(A listing)
==========

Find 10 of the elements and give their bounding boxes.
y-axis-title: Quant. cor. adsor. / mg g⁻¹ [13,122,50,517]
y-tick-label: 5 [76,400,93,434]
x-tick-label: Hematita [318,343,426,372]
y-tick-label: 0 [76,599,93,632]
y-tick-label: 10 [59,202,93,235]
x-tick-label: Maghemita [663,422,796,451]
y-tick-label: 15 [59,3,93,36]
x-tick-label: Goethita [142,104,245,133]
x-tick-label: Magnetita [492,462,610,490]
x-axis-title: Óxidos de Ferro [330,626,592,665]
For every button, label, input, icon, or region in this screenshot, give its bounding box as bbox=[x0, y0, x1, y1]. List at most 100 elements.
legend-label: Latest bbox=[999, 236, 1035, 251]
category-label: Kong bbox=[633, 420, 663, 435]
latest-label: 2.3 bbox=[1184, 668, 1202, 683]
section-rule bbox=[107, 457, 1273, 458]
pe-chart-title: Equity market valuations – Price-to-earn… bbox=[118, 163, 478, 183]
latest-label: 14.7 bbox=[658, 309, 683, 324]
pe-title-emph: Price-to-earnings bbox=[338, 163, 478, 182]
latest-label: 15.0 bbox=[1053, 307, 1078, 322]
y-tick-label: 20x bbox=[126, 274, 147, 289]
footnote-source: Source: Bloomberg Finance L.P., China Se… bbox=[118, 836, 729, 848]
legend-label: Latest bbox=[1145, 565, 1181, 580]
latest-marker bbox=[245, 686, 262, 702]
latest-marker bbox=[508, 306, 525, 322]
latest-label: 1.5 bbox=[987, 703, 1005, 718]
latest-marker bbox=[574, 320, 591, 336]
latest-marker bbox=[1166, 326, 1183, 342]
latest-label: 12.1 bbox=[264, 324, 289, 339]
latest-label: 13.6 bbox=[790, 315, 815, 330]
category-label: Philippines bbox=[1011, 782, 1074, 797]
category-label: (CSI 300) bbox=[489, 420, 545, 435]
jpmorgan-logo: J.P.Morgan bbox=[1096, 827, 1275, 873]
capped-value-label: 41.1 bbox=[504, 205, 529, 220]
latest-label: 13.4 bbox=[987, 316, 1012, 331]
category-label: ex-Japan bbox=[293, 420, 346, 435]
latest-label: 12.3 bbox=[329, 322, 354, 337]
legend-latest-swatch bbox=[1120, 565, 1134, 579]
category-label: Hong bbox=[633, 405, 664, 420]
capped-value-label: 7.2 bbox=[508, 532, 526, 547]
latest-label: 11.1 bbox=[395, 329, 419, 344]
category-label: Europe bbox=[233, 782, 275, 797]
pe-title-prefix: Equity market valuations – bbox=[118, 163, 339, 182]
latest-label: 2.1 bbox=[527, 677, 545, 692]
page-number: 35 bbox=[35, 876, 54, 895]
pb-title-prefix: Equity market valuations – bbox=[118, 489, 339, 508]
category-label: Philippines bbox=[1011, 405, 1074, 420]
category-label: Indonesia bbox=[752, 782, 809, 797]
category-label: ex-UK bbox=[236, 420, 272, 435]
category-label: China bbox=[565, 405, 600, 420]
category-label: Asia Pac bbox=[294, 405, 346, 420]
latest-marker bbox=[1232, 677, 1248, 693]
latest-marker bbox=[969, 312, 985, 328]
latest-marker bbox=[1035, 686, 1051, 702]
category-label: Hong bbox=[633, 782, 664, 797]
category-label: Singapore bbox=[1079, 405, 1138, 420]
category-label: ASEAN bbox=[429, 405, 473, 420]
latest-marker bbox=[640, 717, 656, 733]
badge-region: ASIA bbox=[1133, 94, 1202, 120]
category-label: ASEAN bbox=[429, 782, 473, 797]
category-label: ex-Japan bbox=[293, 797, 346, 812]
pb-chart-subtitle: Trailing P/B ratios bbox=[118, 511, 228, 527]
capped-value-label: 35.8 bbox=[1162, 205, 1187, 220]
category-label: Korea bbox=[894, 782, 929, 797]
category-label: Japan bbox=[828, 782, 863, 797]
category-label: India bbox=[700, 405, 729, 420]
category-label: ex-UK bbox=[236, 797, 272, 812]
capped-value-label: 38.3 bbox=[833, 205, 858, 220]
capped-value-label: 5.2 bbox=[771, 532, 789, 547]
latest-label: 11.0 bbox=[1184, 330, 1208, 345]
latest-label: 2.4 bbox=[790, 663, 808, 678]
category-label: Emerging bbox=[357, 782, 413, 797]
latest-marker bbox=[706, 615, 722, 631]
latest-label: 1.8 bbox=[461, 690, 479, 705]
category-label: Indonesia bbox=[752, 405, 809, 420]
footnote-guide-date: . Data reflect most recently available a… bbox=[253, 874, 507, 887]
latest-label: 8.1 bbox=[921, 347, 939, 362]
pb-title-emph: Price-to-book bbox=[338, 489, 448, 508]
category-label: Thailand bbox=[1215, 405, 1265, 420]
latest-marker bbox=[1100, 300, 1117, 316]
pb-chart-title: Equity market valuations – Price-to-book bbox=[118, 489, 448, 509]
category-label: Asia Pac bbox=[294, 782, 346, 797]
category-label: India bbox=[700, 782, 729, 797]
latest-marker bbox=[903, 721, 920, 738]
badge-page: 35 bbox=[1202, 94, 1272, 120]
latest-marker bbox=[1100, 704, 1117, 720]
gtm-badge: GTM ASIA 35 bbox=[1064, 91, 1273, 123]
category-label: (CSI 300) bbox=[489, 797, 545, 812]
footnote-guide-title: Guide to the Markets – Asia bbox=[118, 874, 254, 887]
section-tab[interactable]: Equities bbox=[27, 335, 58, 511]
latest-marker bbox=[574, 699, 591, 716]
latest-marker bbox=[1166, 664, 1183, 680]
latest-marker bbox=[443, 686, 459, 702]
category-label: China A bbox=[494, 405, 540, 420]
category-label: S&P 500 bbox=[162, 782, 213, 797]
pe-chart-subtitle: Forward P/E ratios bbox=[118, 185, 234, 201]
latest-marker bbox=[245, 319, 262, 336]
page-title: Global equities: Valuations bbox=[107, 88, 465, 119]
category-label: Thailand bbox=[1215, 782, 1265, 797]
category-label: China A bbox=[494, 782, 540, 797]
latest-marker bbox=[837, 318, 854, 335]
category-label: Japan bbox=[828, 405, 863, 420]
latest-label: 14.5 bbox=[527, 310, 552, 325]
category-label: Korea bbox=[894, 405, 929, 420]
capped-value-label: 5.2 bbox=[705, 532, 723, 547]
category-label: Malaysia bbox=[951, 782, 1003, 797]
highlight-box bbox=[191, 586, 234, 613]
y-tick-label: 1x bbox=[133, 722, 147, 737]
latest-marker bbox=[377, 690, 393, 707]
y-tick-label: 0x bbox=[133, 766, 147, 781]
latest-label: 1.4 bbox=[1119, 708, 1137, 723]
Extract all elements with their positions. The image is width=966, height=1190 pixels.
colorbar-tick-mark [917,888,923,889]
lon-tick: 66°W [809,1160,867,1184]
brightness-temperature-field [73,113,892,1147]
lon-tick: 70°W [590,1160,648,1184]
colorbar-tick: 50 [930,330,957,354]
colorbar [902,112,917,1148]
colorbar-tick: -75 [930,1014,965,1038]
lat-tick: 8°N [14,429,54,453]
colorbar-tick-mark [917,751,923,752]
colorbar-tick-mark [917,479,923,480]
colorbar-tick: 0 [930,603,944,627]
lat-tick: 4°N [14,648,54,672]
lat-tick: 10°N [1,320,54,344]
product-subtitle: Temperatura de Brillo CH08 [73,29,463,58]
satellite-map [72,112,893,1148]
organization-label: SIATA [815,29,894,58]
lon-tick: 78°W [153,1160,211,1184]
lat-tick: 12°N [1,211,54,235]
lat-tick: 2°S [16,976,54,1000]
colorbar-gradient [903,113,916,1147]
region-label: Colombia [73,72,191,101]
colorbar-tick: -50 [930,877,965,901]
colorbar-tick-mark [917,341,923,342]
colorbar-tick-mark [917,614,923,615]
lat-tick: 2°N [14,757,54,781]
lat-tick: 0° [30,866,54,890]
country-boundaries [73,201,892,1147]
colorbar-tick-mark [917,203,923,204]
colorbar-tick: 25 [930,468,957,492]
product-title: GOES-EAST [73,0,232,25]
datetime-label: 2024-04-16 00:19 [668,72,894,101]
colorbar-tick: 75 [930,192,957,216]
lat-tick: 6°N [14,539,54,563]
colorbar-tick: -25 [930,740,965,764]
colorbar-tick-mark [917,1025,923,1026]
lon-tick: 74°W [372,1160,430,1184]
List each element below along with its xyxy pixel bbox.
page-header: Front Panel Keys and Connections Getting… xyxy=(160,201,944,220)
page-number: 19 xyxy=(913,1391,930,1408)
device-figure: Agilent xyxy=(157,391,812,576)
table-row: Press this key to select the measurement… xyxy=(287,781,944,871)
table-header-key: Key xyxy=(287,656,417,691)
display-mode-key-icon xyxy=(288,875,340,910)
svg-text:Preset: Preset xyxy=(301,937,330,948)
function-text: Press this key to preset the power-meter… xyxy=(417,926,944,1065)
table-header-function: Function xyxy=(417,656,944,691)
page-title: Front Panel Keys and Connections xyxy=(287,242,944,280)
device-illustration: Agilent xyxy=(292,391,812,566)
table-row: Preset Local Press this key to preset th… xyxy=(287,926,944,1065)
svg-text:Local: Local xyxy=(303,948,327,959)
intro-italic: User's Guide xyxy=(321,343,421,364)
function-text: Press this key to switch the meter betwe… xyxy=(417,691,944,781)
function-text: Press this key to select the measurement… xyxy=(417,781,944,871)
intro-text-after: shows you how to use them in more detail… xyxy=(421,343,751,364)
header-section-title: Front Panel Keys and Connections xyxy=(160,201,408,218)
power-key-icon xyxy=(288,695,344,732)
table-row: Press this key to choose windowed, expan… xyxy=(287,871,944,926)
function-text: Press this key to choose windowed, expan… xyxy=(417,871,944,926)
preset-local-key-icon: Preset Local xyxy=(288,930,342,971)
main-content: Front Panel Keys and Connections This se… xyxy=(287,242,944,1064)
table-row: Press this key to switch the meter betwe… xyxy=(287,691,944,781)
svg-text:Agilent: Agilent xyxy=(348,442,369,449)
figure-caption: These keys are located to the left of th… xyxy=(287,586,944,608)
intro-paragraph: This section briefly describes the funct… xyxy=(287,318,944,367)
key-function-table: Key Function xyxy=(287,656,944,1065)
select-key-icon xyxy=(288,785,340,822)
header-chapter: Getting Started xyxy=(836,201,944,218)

==========

TASK: Format everything from the start of the listing down to the line containing "section-rule bbox=[107, 457, 1273, 458]" as a Markdown table with the columns "No." and "Entry", where "No." is the row number and "Entry" holds the line. Skip blank lines.

ANSWER TO THE PROBLEM:
| No. | Entry |
|---|---|
| 1 | Find 10 of the elements and give their bounding boxes. |
| 2 | y-axis-title: Quant. cor. adsor. / mg g⁻¹ [13,122,50,517] |
| 3 | y-tick-label: 5 [76,400,93,434] |
| 4 | x-tick-label: Hematita [318,343,426,372] |
| 5 | y-tick-label: 0 [76,599,93,632] |
| 6 | y-tick-label: 10 [59,202,93,235] |
| 7 | x-tick-label: Maghemita [663,422,796,451] |
| 8 | y-tick-label: 15 [59,3,93,36] |
| 9 | x-tick-label: Goethita [142,104,245,133] |
| 10 | x-tick-label: Magnetita [492,462,610,490] |
| 11 | x-axis-title: Óxidos de Ferro [330,626,592,665] |
| 12 | For every button, label, input, icon, or region in this screenshot, give its bounding box as bbox=[x0, y0, x1, y1]. List at most 100 elements. |
| 13 | legend-label: Latest bbox=[999, 236, 1035, 251] |
| 14 | category-label: Kong bbox=[633, 420, 663, 435] |
| 15 | latest-label: 2.3 bbox=[1184, 668, 1202, 683] |
| 16 | section-rule bbox=[107, 457, 1273, 458] |